**What is expected:** Drop every picture, then transcribe the remaining data exactly.

===== Dataset rows

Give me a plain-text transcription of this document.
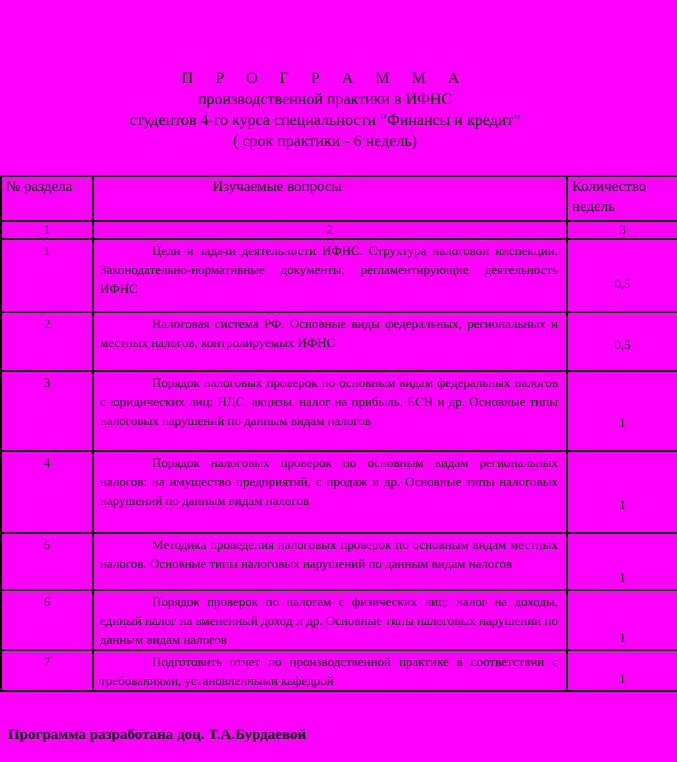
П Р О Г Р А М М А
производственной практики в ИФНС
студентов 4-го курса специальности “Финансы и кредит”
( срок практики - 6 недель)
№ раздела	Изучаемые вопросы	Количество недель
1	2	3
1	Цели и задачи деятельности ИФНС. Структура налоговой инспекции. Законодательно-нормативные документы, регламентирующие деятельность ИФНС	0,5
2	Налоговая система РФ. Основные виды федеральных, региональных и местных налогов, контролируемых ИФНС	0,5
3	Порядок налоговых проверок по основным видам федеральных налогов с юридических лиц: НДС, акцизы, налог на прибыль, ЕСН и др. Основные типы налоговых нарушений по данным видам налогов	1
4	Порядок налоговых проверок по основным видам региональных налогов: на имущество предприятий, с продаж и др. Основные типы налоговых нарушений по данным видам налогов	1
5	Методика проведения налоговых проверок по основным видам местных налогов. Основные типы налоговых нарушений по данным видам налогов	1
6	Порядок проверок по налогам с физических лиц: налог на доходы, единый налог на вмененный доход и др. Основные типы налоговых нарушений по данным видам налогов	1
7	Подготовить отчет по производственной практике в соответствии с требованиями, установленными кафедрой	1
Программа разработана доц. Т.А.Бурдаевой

==========

**Response:**
Give me a plain-text transcription of this document.
П Р О Г Р А М М А
производственной практики в ИФНС
студентов 4-го курса специальности “Финансы и кредит”
( срок практики - 6 недель)
№ раздела	Изучаемые вопросы	Количество недель
1	2	3
1	Цели и задачи деятельности ИФНС. Структура налоговой инспекции. Законодательно-нормативные документы, регламентирующие деятельность ИФНС	0,5
2	Налоговая система РФ. Основные виды федеральных, региональных и местных налогов, контролируемых ИФНС	0,5
3	Порядок налоговых проверок по основным видам федеральных налогов с юридических лиц: НДС, акцизы, налог на прибыль, ЕСН и др. Основные типы налоговых нарушений по данным видам налогов	1
4	Порядок налоговых проверок по основным видам региональных налогов: на имущество предприятий, с продаж и др. Основные типы налоговых нарушений по данным видам налогов	1
5	Методика проведения налоговых проверок по основным видам местных налогов. Основные типы налоговых нарушений по данным видам налогов	1
6	Порядок проверок по налогам с физических лиц: налог на доходы, единый налог на вмененный доход и др. Основные типы налоговых нарушений по данным видам налогов	1
7	Подготовить отчет по производственной практике в соответствии с требованиями, установленными кафедрой	1
Программа разработана доц. Т.А.Бурдаевой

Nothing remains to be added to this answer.